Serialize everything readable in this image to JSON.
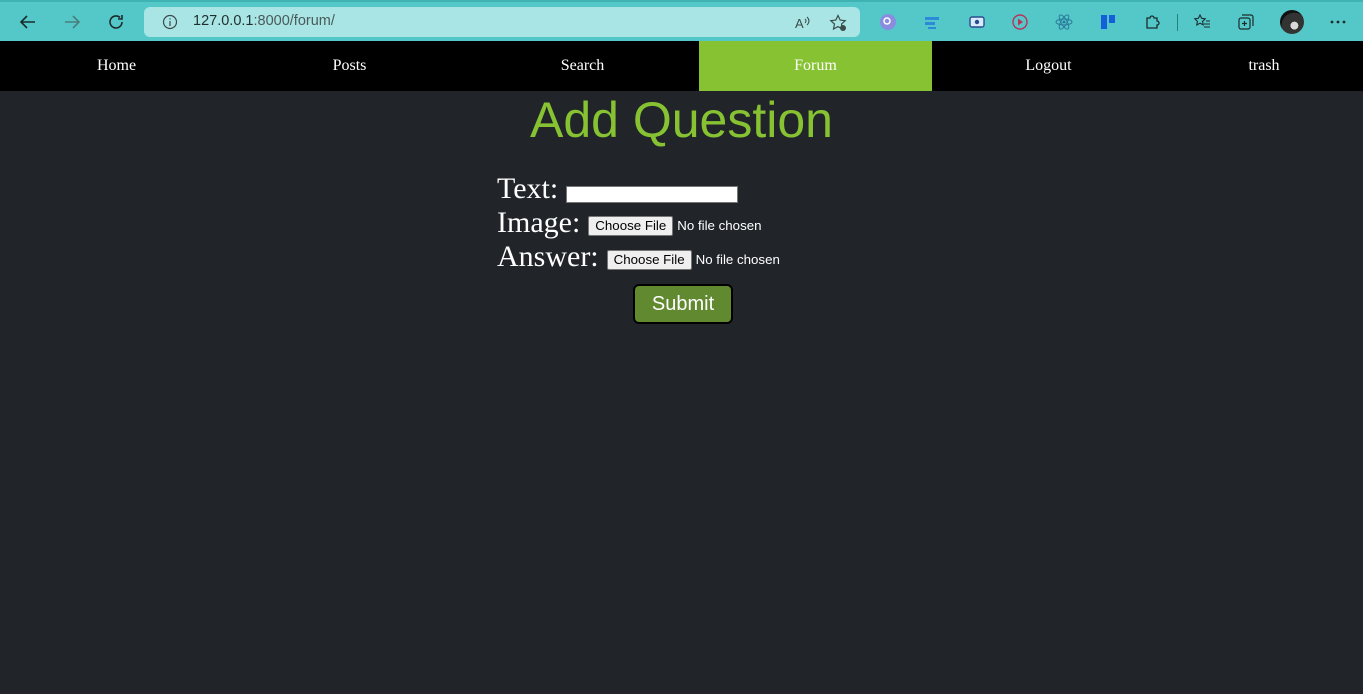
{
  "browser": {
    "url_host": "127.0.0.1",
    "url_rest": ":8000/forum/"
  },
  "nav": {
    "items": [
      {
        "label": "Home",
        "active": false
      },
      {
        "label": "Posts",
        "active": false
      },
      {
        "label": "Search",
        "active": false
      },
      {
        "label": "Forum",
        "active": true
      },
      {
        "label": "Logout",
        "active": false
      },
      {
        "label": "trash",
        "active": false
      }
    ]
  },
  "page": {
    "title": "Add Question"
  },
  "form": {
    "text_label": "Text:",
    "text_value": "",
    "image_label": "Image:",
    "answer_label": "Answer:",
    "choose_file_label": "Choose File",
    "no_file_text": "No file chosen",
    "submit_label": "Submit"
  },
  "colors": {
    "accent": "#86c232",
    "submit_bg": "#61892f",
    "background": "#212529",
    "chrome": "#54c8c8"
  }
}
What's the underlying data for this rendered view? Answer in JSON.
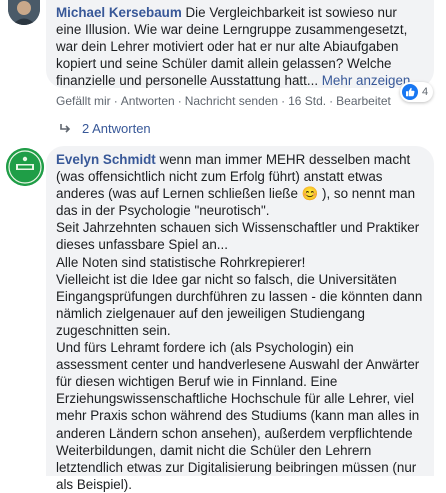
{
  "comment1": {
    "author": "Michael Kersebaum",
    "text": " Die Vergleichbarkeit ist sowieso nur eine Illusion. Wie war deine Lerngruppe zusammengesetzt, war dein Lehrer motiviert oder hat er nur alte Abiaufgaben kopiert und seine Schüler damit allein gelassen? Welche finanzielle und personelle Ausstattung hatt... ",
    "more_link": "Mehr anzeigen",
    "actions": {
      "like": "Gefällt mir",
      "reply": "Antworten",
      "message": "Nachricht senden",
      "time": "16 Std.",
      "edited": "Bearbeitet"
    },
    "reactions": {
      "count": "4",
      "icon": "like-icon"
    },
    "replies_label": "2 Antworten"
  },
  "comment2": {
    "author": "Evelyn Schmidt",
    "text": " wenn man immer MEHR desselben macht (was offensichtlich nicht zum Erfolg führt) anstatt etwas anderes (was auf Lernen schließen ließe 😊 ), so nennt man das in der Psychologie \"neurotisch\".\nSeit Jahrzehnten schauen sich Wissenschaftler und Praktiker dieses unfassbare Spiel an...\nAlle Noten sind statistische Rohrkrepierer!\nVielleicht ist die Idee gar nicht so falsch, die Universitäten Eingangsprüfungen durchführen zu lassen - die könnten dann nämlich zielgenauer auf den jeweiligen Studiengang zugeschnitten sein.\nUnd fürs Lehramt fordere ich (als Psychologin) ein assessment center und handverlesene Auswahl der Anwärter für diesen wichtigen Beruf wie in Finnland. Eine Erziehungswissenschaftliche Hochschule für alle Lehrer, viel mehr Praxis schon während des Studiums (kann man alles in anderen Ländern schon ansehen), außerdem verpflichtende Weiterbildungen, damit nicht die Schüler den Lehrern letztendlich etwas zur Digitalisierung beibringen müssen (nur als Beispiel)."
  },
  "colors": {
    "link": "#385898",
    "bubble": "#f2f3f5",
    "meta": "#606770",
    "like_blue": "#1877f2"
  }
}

* * * * * * * * *

Show every line in the entries where the string "author" occurs.

    "author": "Michael Kersebaum",
    "author": "Evelyn Schmidt",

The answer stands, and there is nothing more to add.